READING TEXT:
-*-*-

Mitchell Kimbrough
Mitchell Kimbrough

President & CEO

Posted on Jul 6, 2015

How to Get Mitchell to Write Code for Free in 3 Easy Steps

I’m doing a project for a state government organization somewhere in these glorious United States of America. The clients have been really cool and fun the whole time. They are sane, sober, professional, smart and engaged, yet still able to keep their distance from stuff they shouldn’t micromanage. The project is pretty much on schedule. The budget is more or less on track.

The job is to do another one of our ExpressionEngine / Salesforce integrations. The client has a membership oriented website. This means that people pay my client to be a member of their website for a period of time and through that fee, they get access to special stuff and privileges. My job is to connect several Salesforce objects to their EE counterparts and establish the methods through which those objects will be kept in sync with one another. More specifically, Salesforce has a type of object called an Account. An Account represents a company or organization. Then there is a Contact object which is the way that the people who work for the organization are tied to it. It’s a one to many relationship; one account, many contacts.

-*-*-

GIVEN DATA:
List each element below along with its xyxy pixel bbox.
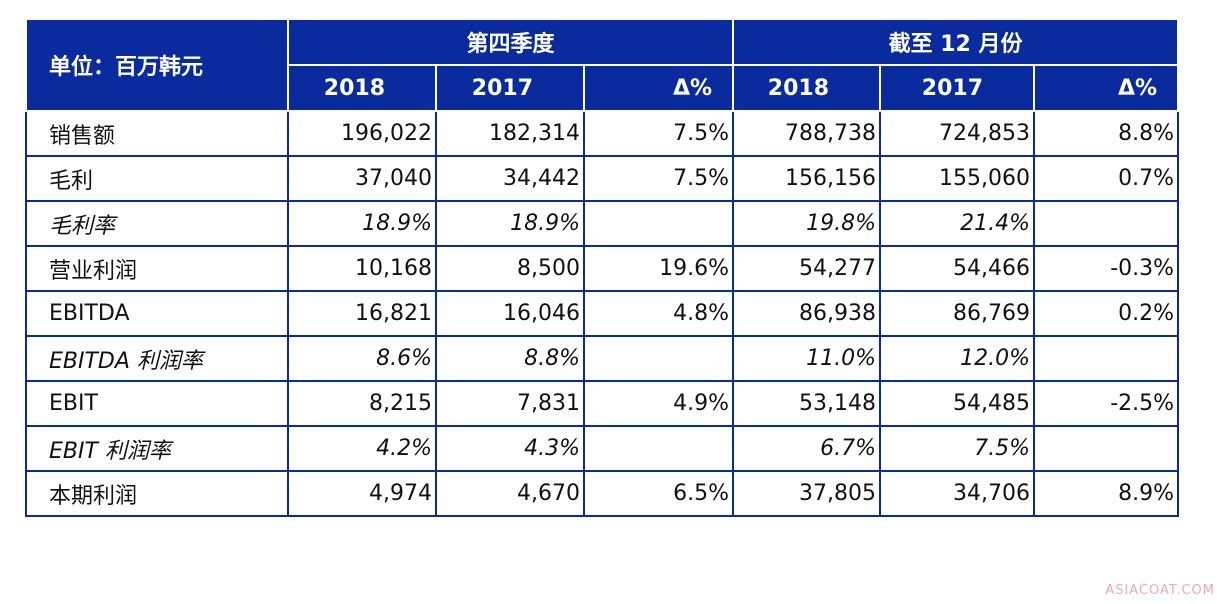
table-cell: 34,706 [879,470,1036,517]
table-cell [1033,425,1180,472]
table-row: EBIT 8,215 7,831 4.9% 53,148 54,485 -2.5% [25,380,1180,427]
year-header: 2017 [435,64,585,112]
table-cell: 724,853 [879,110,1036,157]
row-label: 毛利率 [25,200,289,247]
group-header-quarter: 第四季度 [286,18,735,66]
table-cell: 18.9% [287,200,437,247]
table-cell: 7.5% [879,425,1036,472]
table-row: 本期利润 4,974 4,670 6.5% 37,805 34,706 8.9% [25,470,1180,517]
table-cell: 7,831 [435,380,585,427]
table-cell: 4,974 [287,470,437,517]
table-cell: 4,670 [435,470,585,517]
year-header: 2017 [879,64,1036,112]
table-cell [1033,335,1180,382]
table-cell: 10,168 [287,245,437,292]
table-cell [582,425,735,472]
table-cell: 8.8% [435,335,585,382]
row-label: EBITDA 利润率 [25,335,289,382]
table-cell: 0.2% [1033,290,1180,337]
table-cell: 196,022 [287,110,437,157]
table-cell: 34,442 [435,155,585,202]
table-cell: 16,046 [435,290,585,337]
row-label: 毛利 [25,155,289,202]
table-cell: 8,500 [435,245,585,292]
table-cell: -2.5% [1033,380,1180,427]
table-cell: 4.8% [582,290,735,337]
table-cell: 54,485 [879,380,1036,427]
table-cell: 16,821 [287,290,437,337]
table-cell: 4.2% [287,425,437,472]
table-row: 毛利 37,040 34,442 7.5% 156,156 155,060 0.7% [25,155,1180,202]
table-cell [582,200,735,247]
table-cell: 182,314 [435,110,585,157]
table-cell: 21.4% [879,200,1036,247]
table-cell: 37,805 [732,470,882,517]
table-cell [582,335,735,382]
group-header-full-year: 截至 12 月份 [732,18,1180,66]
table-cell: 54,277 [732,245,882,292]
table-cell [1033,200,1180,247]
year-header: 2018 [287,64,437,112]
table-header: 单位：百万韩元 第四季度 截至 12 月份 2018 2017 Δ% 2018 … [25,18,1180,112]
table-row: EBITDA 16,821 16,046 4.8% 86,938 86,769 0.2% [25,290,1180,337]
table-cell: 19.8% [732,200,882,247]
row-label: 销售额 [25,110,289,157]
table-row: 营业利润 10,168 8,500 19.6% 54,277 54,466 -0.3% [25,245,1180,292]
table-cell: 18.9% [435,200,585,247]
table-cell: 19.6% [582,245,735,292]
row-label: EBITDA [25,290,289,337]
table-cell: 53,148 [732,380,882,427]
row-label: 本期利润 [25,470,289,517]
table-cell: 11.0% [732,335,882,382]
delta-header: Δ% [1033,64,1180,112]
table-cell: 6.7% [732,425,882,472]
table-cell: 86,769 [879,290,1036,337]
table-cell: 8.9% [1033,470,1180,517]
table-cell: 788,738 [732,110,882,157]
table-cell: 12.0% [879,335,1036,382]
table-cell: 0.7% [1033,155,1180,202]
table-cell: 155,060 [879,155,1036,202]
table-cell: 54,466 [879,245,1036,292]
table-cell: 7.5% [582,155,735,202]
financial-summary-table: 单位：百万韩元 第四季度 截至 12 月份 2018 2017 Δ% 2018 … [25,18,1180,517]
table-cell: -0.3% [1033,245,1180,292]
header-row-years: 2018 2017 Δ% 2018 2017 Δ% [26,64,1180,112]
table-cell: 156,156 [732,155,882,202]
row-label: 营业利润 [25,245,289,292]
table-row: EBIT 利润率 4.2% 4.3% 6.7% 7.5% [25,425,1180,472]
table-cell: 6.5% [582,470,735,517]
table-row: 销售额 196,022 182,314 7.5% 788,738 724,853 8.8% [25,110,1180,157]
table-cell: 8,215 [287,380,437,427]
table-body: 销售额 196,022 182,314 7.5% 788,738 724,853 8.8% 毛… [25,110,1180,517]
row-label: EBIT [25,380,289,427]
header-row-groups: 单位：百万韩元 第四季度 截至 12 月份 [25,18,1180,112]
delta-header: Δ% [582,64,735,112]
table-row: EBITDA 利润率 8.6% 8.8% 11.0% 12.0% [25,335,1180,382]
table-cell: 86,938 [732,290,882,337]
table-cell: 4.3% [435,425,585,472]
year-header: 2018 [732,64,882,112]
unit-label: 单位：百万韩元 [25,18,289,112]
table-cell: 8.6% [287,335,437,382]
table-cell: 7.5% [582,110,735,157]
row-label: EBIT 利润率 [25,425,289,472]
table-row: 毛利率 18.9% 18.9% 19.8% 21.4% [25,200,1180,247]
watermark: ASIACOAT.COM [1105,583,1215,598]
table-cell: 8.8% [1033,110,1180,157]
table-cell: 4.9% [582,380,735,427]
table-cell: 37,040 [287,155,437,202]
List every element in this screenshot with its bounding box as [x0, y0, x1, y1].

-*-*-

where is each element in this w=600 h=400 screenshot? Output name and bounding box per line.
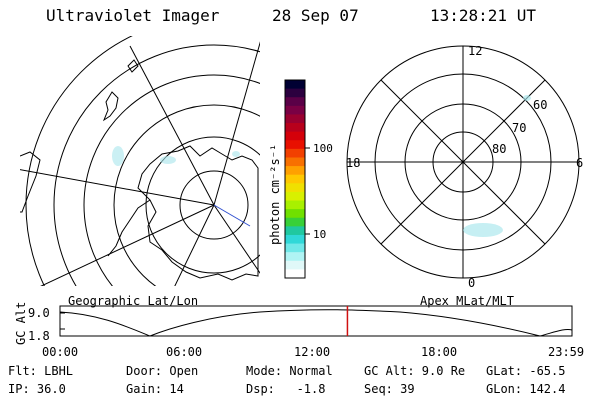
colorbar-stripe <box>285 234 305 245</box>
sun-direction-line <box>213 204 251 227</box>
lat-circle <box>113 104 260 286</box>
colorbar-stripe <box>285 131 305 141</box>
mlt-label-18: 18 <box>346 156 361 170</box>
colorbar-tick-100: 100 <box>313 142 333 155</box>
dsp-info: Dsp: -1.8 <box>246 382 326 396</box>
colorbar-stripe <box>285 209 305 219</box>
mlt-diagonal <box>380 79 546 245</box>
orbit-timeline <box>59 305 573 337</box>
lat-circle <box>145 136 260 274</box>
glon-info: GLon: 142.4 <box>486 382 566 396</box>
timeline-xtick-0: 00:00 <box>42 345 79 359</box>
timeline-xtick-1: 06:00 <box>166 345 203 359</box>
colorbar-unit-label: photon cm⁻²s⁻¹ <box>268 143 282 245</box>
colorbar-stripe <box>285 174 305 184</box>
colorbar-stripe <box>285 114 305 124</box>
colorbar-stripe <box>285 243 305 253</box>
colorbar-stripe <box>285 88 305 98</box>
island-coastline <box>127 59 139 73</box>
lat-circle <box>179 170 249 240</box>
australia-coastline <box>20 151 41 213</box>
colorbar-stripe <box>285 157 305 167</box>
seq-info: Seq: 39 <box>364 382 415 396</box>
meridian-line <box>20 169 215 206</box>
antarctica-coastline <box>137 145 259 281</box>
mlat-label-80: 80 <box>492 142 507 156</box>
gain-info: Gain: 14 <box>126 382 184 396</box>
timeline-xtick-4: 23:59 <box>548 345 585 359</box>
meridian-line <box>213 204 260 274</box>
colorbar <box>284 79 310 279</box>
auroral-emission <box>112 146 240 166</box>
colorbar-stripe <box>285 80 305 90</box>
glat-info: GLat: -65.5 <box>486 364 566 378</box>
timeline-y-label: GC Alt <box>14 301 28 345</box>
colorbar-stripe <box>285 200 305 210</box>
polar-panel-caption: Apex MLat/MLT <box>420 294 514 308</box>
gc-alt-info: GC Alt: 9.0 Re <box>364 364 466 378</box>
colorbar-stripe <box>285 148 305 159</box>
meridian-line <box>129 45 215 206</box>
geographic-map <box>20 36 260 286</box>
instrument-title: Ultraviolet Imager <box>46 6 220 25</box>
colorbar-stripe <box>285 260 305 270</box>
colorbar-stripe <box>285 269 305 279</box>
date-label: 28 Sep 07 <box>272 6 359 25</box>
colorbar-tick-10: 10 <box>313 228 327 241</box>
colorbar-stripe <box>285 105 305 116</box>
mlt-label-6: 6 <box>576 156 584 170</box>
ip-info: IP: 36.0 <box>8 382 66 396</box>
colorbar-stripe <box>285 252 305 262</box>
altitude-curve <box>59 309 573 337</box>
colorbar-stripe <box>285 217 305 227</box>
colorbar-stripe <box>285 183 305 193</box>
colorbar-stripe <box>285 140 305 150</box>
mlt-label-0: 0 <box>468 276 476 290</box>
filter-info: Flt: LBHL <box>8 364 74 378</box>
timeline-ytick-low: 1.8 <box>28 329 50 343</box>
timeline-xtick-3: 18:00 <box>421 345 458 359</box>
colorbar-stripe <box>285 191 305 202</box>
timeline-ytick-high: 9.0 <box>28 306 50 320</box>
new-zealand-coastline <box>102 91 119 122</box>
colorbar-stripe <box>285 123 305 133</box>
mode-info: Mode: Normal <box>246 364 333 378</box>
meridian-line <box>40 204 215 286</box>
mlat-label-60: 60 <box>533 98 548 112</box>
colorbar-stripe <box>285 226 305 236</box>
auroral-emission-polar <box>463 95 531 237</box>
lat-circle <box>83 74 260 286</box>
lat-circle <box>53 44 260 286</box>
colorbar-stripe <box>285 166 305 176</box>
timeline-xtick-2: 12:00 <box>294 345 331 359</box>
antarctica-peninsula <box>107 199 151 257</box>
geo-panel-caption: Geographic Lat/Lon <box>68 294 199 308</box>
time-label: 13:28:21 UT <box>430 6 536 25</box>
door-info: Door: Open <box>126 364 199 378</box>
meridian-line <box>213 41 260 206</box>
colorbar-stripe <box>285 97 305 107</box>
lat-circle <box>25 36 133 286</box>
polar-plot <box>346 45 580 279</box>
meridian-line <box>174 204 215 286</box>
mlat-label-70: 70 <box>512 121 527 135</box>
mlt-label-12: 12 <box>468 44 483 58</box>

-*-*-

INSTRUCTION A:
From the blog post about the Salesforce integration project, extract the passage from "How to Get Mitchell" up to and including "less on track.".
INSTRUCTION B:
Extend the blog post about the ExpressionEngine and Salesforce integration, picking up right after its final sentence.
The items are separate material and are not part of the blog post.

FINAL ANSWER A:
How to Get Mitchell to Write Code for Free in 3 Easy Steps

I’m doing a project for a state government organization somewhere in these glorious United States of America. The clients have been really cool and fun the whole time. They are sane, sober, professional, smart and engaged, yet still able to keep their distance from stuff they shouldn’t micromanage. The project is pretty much on schedule. The budget is more or less on track.

FINAL ANSWER B:
So we are mapping the Account and Contact objects to EE. This means we are mapping Accounts into an EE channel called Members and we are mapping Contacts into the standard EE member object. Everything was going along fine, as normal, until we came to the concept of locations. An organization that might be a member of my client’s website might have more than one location. For example, they may be a farm which has a primary location, the farm, and related locations, which are booths at various regional farmer’s markets. My client did a smart thing when they first built the website, they created a Pixel & Tonic Matrix field to capture the various locations. Rows are individual locations and columns are of course the street, city, state, zip, etc.

So my client has a smart little Matrix field using Brandon’s smart little addon. (Actually not little, it’s quite a complex and subtle critter! Thankfully well designed as we will shortly see.) My task is to map the locations in the EE Matrix field into SF, bidirectionally. When someone changes their EE member profile, the profile that represents their organization, that change needs to go up into SF. And when someone changes the data on the SF side, it needs to come back to EE. Why? Well my client has reps who go out to talk to member organizations to collect data and try and be of service in various ways. That’s a customer relationship job, ideally suited for a CRM system like Salesforce.

Mitchell, when do you get to the ‘free’ part?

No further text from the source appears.